• [Prompt]: Restate all of the entries exactly, dropping any pictures they hold.

↓↓↓

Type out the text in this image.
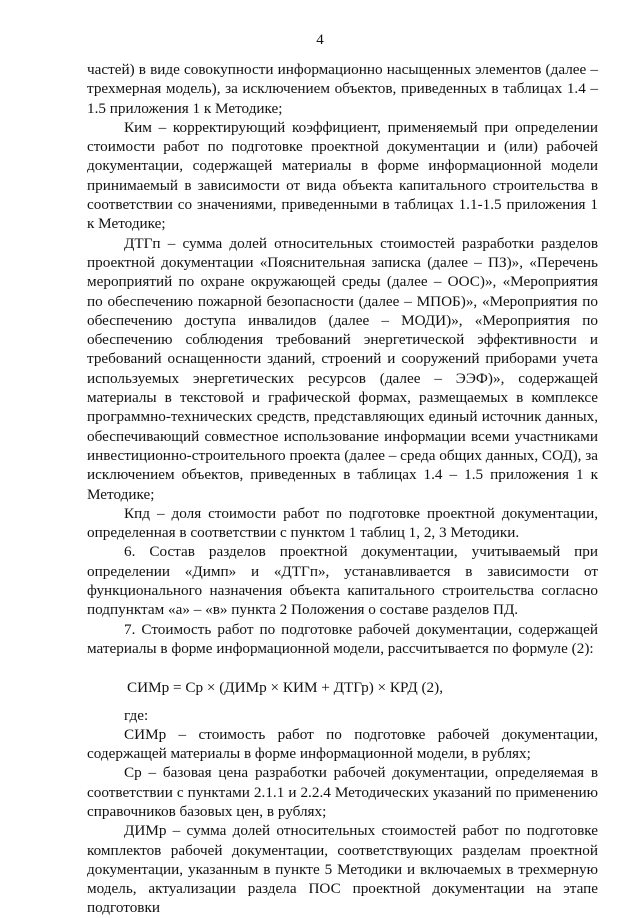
4

частей) в виде совокупности информационно насыщенных элементов (далее – трехмерная модель), за исключением объектов, приведенных в таблицах 1.4 – 1.5 приложения 1 к Методике;

Ким – корректирующий коэффициент, применяемый при определении стоимости работ по подготовке проектной документации и (или) рабочей документации, содержащей материалы в форме информационной модели принимаемый в зависимости от вида объекта капитального строительства в соответствии со значениями, приведенными в таблицах 1.1-1.5 приложения 1 к Методике;

ДТГп – сумма долей относительных стоимостей разработки разделов проектной документации «Пояснительная записка (далее – ПЗ)», «Перечень мероприятий по охране окружающей среды (далее – ООС)», «Мероприятия по обеспечению пожарной безопасности (далее – МПОБ)», «Мероприятия по обеспечению доступа инвалидов (далее – МОДИ)», «Мероприятия по обеспечению соблюдения требований энергетической эффективности и требований оснащенности зданий, строений и сооружений приборами учета используемых энергетических ресурсов (далее – ЭЭФ)», содержащей материалы в текстовой и графической формах, размещаемых в комплексе программно-технических средств, представляющих единый источник данных, обеспечивающий совместное использование информации всеми участниками инвестиционно-строительного проекта (далее – среда общих данных, СОД), за исключением объектов, приведенных в таблицах 1.4 – 1.5 приложения 1 к Методике;

Кпд – доля стоимости работ по подготовке проектной документации, определенная в соответствии с пунктом 1 таблиц 1, 2, 3 Методики.

6. Состав разделов проектной документации, учитываемый при определении «Димп» и «ДТГп», устанавливается в зависимости от функционального назначения объекта капитального строительства согласно подпунктам «а» – «в» пункта 2 Положения о составе разделов ПД.

7. Стоимость работ по подготовке рабочей документации, содержащей материалы в форме информационной модели, рассчитывается по формуле (2):

СИМр = Ср × (ДИМр × КИМ + ДТГр) × КРД (2),

где:

СИМр – стоимость работ по подготовке рабочей документации, содержащей материалы в форме информационной модели, в рублях;

Ср – базовая цена разработки рабочей документации, определяемая в соответствии с пунктами 2.1.1 и 2.2.4 Методических указаний по применению справочников базовых цен, в рублях;

ДИМр – сумма долей относительных стоимостей работ по подготовке комплектов рабочей документации, соответствующих разделам проектной документации, указанным в пункте 5 Методики и включаемых в трехмерную модель, актуализации раздела ПОС проектной документации на этапе подготовки
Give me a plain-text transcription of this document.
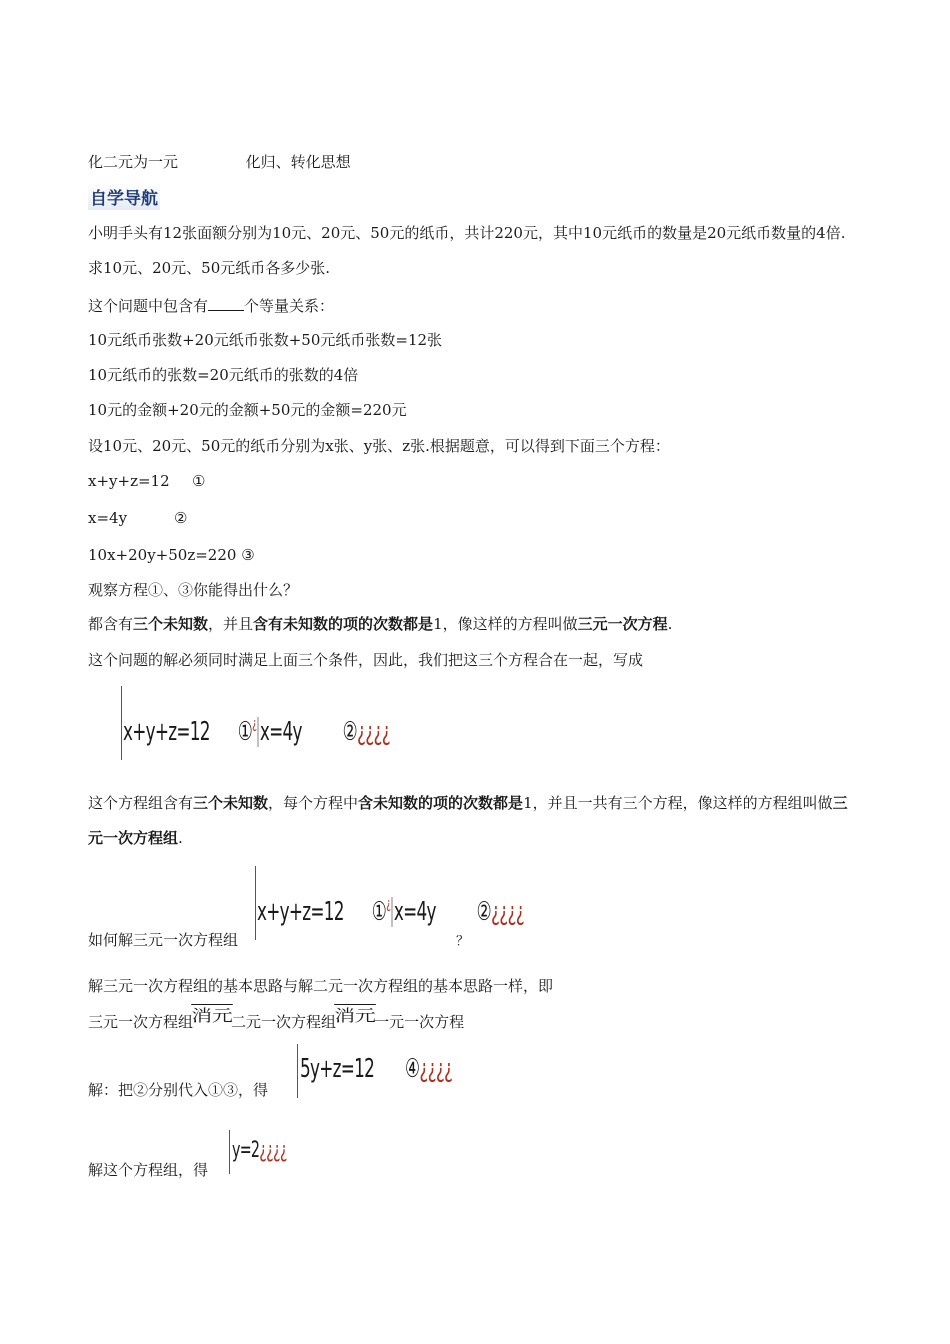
化二元为一元	化归、转化思想
自学导航
小明手头有12张面额分别为10元、20元、50元的纸币，共计220元，其中10元纸币的数量是20元纸币数量的4倍.求10元、20元、50元纸币各多少张.
这个问题中包含有 个等量关系：
10元纸币张数+20元纸币张数+50元纸币张数=12张
10元纸币的张数=20元纸币的张数的4倍
10元的金额+20元的金额+50元的金额=220元
设10元、20元、50元的纸币分别为x张、y张、z张.根据题意，可以得到下面三个方程：
x+y+z=12 ①
x=4y	②
10x+20y+50z=220 ③
观察方程①、③你能得出什么？
都含有三个未知数，并且含有未知数的项的次数都是1，像这样的方程叫做三元一次方程.
这个问题的解必须同时满足上面三个条件，因此，我们把这三个方程合在一起，写成
x+y+z=12 ①¿ x=4y ②¿¿¿¿
这个方程组含有三个未知数，每个方程中含未知数的项的次数都是1，并且一共有三个方程，像这样的方程组叫做三元一次方程组.
如何解三元一次方程组
x+y+z=12 ①¿ x=4y ②¿¿¿¿
？
解三元一次方程组的基本思路与解二元一次方程组的基本思路一样，即
三元一次方程组消元二元一次方程组消元一元一次方程
解：把②分别代入①③，得
5y+z=12 ④¿¿¿¿
解这个方程组，得
y=2¿¿¿¿
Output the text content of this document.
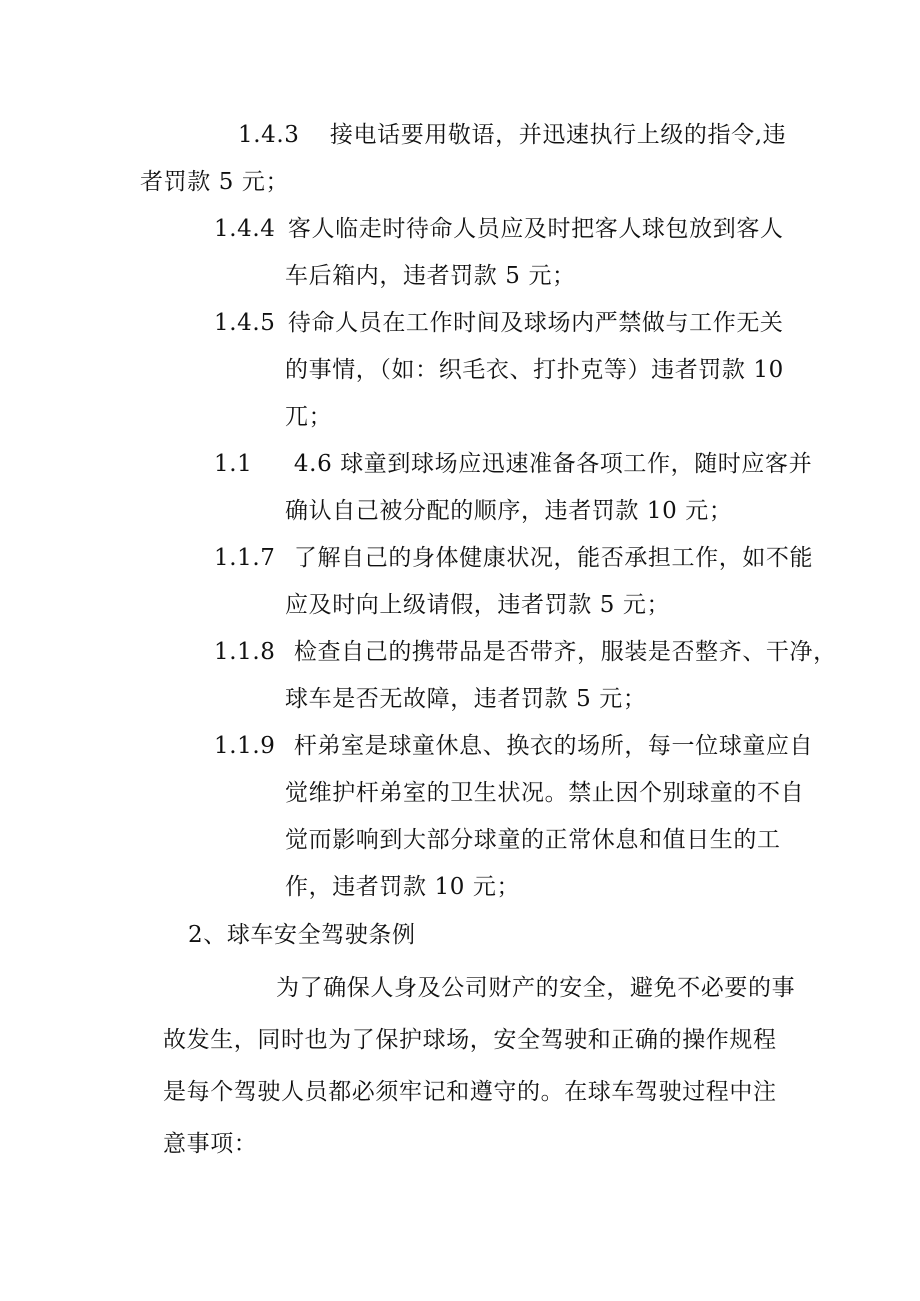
1.4.3 接电话要用敬语，并迅速执行上级的指令,违
者罚款 5 元；
1.4.4 客人临走时待命人员应及时把客人球包放到客人
车后箱内，违者罚款 5 元；
1.4.5 待命人员在工作时间及球场内严禁做与工作无关
的事情，（如：织毛衣、打扑克等）违者罚款 10
兀；
1.1 4.6 球童到球场应迅速准备各项工作，随时应客并
确认自己被分配的顺序，违者罚款 10 元；
1.1.7 了解自己的身体健康状况，能否承担工作，如不能
应及时向上级请假，违者罚款 5 元；
1.1.8 检查自己的携带品是否带齐，服装是否整齐、干净，
球车是否无故障，违者罚款 5 元；
1.1.9 杆弟室是球童休息、换衣的场所，每一位球童应自
觉维护杆弟室的卫生状况。禁止因个别球童的不自
觉而影响到大部分球童的正常休息和值日生的工
作，违者罚款 10 元；
2、球车安全驾驶条例
为了确保人身及公司财产的安全，避免不必要的事
故发生，同时也为了保护球场，安全驾驶和正确的操作规程
是每个驾驶人员都必须牢记和遵守的。在球车驾驶过程中注
意事项：
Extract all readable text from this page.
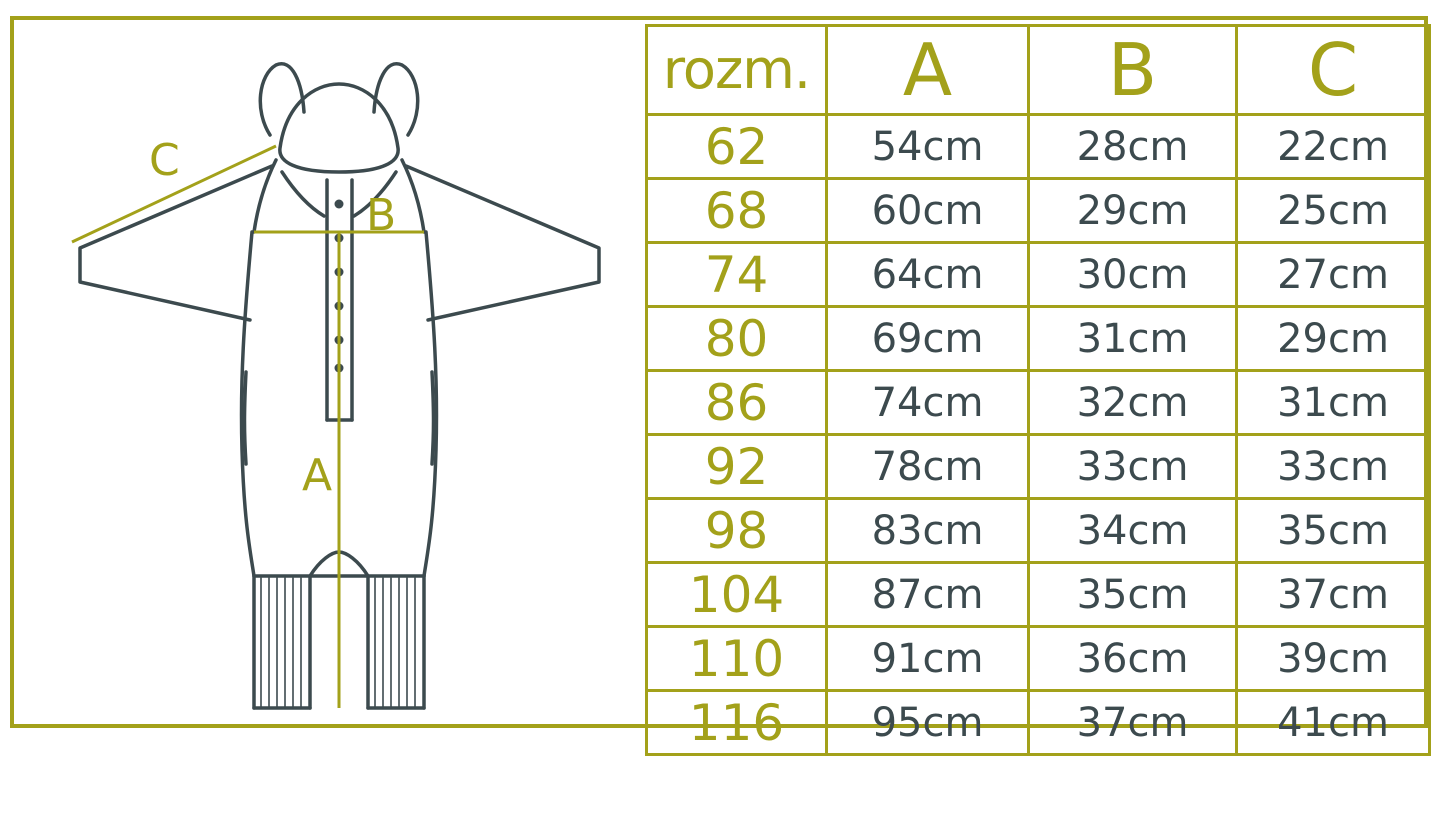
A
B
C
rozm.	A	B	C
62	54cm	28cm	22cm
68	60cm	29cm	25cm
74	64cm	30cm	27cm
80	69cm	31cm	29cm
86	74cm	32cm	31cm
92	78cm	33cm	33cm
98	83cm	34cm	35cm
104	87cm	35cm	37cm
110	91cm	36cm	39cm
116	95cm	37cm	41cm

↑↑↑

• [Written reply]:
Type out the text in this image.
4

частей) в виде совокупности информационно насыщенных элементов (далее – трехмерная модель), за исключением объектов, приведенных в таблицах 1.4 – 1.5 приложения 1 к Методике;

Ким – корректирующий коэффициент, применяемый при определении стоимости работ по подготовке проектной документации и (или) рабочей документации, содержащей материалы в форме информационной модели принимаемый в зависимости от вида объекта капитального строительства в соответствии со значениями, приведенными в таблицах 1.1-1.5 приложения 1 к Методике;

ДТГп – сумма долей относительных стоимостей разработки разделов проектной документации «Пояснительная записка (далее – ПЗ)», «Перечень мероприятий по охране окружающей среды (далее – ООС)», «Мероприятия по обеспечению пожарной безопасности (далее – МПОБ)», «Мероприятия по обеспечению доступа инвалидов (далее – МОДИ)», «Мероприятия по обеспечению соблюдения требований энергетической эффективности и требований оснащенности зданий, строений и сооружений приборами учета используемых энергетических ресурсов (далее – ЭЭФ)», содержащей материалы в текстовой и графической формах, размещаемых в комплексе программно-технических средств, представляющих единый источник данных, обеспечивающий совместное использование информации всеми участниками инвестиционно-строительного проекта (далее – среда общих данных, СОД), за исключением объектов, приведенных в таблицах 1.4 – 1.5 приложения 1 к Методике;

Кпд – доля стоимости работ по подготовке проектной документации, определенная в соответствии с пунктом 1 таблиц 1, 2, 3 Методики.

6. Состав разделов проектной документации, учитываемый при определении «Димп» и «ДТГп», устанавливается в зависимости от функционального назначения объекта капитального строительства согласно подпунктам «а» – «в» пункта 2 Положения о составе разделов ПД.

7. Стоимость работ по подготовке рабочей документации, содержащей материалы в форме информационной модели, рассчитывается по формуле (2):

СИМр = Ср × (ДИМр × КИМ + ДТГр) × КРД (2),

где:

СИМр – стоимость работ по подготовке рабочей документации, содержащей материалы в форме информационной модели, в рублях;

Ср – базовая цена разработки рабочей документации, определяемая в соответствии с пунктами 2.1.1 и 2.2.4 Методических указаний по применению справочников базовых цен, в рублях;

ДИМр – сумма долей относительных стоимостей работ по подготовке комплектов рабочей документации, соответствующих разделам проектной документации, указанным в пункте 5 Методики и включаемых в трехмерную модель, актуализации раздела ПОС проектной документации на этапе подготовки
Give me a plain-text transcription of this document.
化二元为一元	化归、转化思想
自学导航
小明手头有12张面额分别为10元、20元、50元的纸币，共计220元，其中10元纸币的数量是20元纸币数量的4倍.求10元、20元、50元纸币各多少张.
这个问题中包含有 个等量关系：
10元纸币张数+20元纸币张数+50元纸币张数=12张
10元纸币的张数=20元纸币的张数的4倍
10元的金额+20元的金额+50元的金额=220元
设10元、20元、50元的纸币分别为x张、y张、z张.根据题意，可以得到下面三个方程：
x+y+z=12 ①
x=4y	②
10x+20y+50z=220 ③
观察方程①、③你能得出什么？
都含有三个未知数，并且含有未知数的项的次数都是1，像这样的方程叫做三元一次方程.
这个问题的解必须同时满足上面三个条件，因此，我们把这三个方程合在一起，写成
x+y+z=12 ①¿ x=4y ②¿¿¿¿
这个方程组含有三个未知数，每个方程中含未知数的项的次数都是1，并且一共有三个方程，像这样的方程组叫做三元一次方程组.
如何解三元一次方程组
x+y+z=12 ①¿ x=4y ②¿¿¿¿
？
解三元一次方程组的基本思路与解二元一次方程组的基本思路一样，即
三元一次方程组消元二元一次方程组消元一元一次方程
解：把②分别代入①③，得
5y+z=12 ④¿¿¿¿
解这个方程组，得
y=2¿¿¿¿
Output the text content of this document.
1.4.3 接电话要用敬语，并迅速执行上级的指令,违
者罚款 5 元；
1.4.4 客人临走时待命人员应及时把客人球包放到客人
车后箱内，违者罚款 5 元；
1.4.5 待命人员在工作时间及球场内严禁做与工作无关
的事情，（如：织毛衣、打扑克等）违者罚款 10
兀；
1.1 4.6 球童到球场应迅速准备各项工作，随时应客并
确认自己被分配的顺序，违者罚款 10 元；
1.1.7 了解自己的身体健康状况，能否承担工作，如不能
应及时向上级请假，违者罚款 5 元；
1.1.8 检查自己的携带品是否带齐，服装是否整齐、干净，
球车是否无故障，违者罚款 5 元；
1.1.9 杆弟室是球童休息、换衣的场所，每一位球童应自
觉维护杆弟室的卫生状况。禁止因个别球童的不自
觉而影响到大部分球童的正常休息和值日生的工
作，违者罚款 10 元；
2、球车安全驾驶条例
为了确保人身及公司财产的安全，避免不必要的事
故发生，同时也为了保护球场，安全驾驶和正确的操作规程
是每个驾驶人员都必须牢记和遵守的。在球车驾驶过程中注
意事项：
Extract all readable text from this page.
A
B
C
rozm.	A	B	C
62	54cm	28cm	22cm
68	60cm	29cm	25cm
74	64cm	30cm	27cm
80	69cm	31cm	29cm
86	74cm	32cm	31cm
92	78cm	33cm	33cm
98	83cm	34cm	35cm
104	87cm	35cm	37cm
110	91cm	36cm	39cm
116	95cm	37cm	41cm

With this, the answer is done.